4. Grow the vegetables and fruits that taste so much better fresh

Let's face it, canned asparagus tastes nothing like fresh, crisp asparagus harvested at just the right time.

You can roast, grill, sauté, and prepare fresh asparagus in so many ways that are impossible with limp, soggy asparagus from a can. (Try my recipe for cream of asparagus soup here - an absolutely delicious way to enjoy spring asparagus.)

And frozen spinach bears no resemblance to fresh spinach.

I'm sure you can think of a few other vegetables and fruits that taste so much better when fresh.

Onions growing in a raised garden bed.

5. Grow what grows well in your growing zone

My daughter who lives in the Rocky Mountains has such a short growing season that she can barely grow cherry tomatoes. Trying to grow beefsteak tomatoes, which require much more time to mature than cherry tomatoes, would be a waste of her limited garden space.

Likewise, trying to grow lettuce all summer in my Oklahoma garden would be a waste of my efforts. Lettuce and other cool season crops don't flourish in our very hot summers.

On the other hand, okra grows extremely well in Oklahoma. Rhubarb grows very well in colder climates and is very hard to grow in Oklahoma.

You can find your garden zone here at Garden.Org, and your first and last frost dates here at Dave's Garden, which will also tell you the approximate length of your growing season. 

You'll find relevant information on the back of seed packets, with maps of growing zones and the number of days until harvest so you'll know if those seeds will grow well for you or not. 

The seed packet will also tell you when to plant - in early spring or after all danger of frost, for instance. 

Some warm-weather crops such as tomatoes and peppers are best started indoors and transplanted when the weather is warmer. In this case, the seed packet will tell you to "sow seeds indoors 6 weeks before your last frost date."

:: WORK TO BE COMPLETED ::
Continue the gardening advice above on choosing what to grow, starting right after its last sentence.

:: DATA SHOWN ::
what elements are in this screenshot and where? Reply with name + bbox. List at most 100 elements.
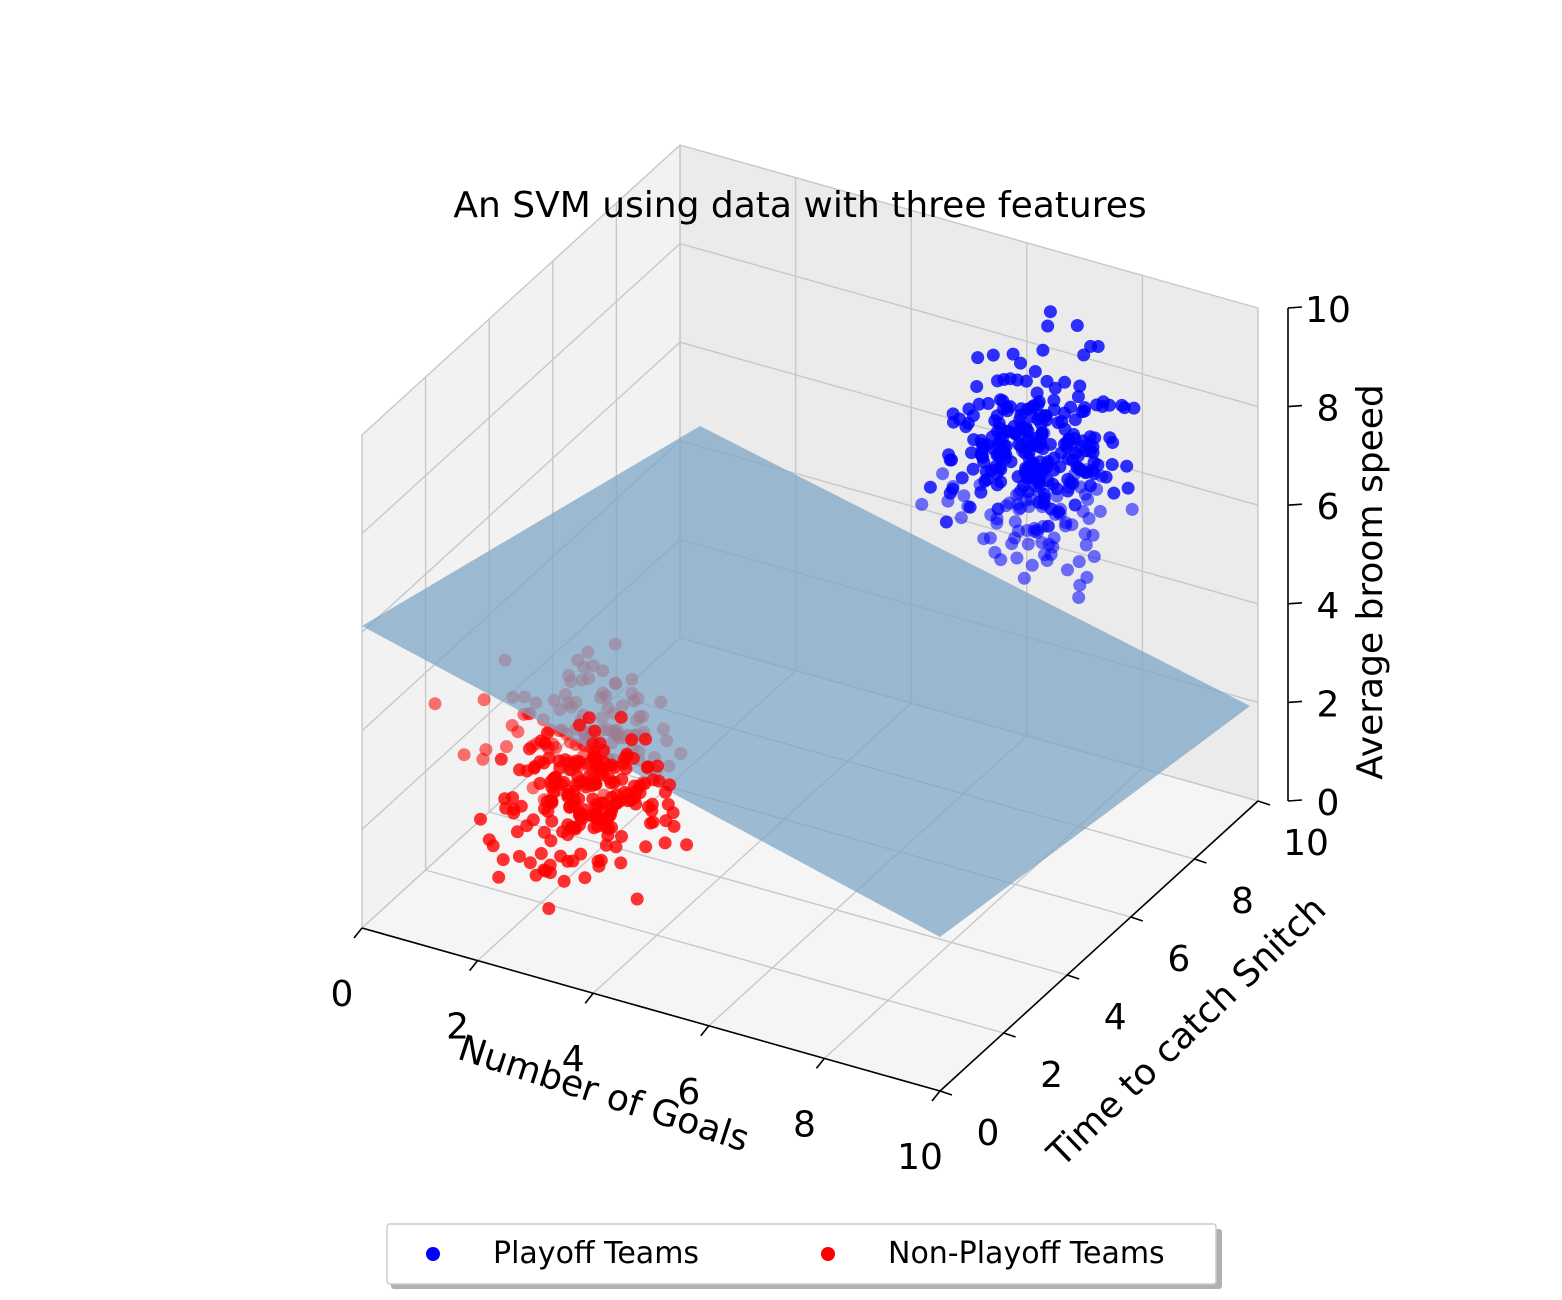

:: RESPONSE BELOW ::
Now that you're armed with your last frost date (which you obtained from the Dave's Garden site), you can subtract six weeks from that date - and now you know exactly when to start your seeds indoors.

6. Grow what fits in your space

If you have a small garden, you might not want to grow space hogs like squash and melons (although you can grow those plants vertically to save space).

Huge vegetable plants that take up a lot of space.

Or if your garden consists of containers, choose smaller varieties that are better suited to small spaces. You'll find loads of information in my post on growing vegetables in a container garden.

7. Grow plants that will grow well in your garden's location

Most fruits and vegetables grow best in full sun, so if your garden space is less than ideal, choose varieties that can tolerate some shade. My ebook How to Grow Vegetables and Herbs in a Shady Garden can help you.

8. Grow "ingredients"

If you're new to gardening, you might still be wondering what you should grow. How do you make a list of vegetables to grow in your new garden?

Consider what you buy at the grocery store, fresh, frozen or canned. You know your family will eat these vegetables and fruits and you know what dishes you can make with them.

But don't stop there. Think of a garden as a place where you'll grow ingredients.

What prepared items do you purchase now? Pickles, for instance. Tomato sauce. Fresh and dried herbs and spices. These items are made from "ingredients" that you can grow instead of buying at the grocery store.

Cucumbers can be eaten fresh in salads but can also be pickled. And don't be intimidated, making pickles isn't difficult!

Tomatoes are one of the most versatile foods you can grow. As well as being delicious when eaten fresh, you can cook them into tomato sauce, tomato paste, spaghetti sauce, pizza sauce and ketchup, and make salsa or stuffed tomatoes.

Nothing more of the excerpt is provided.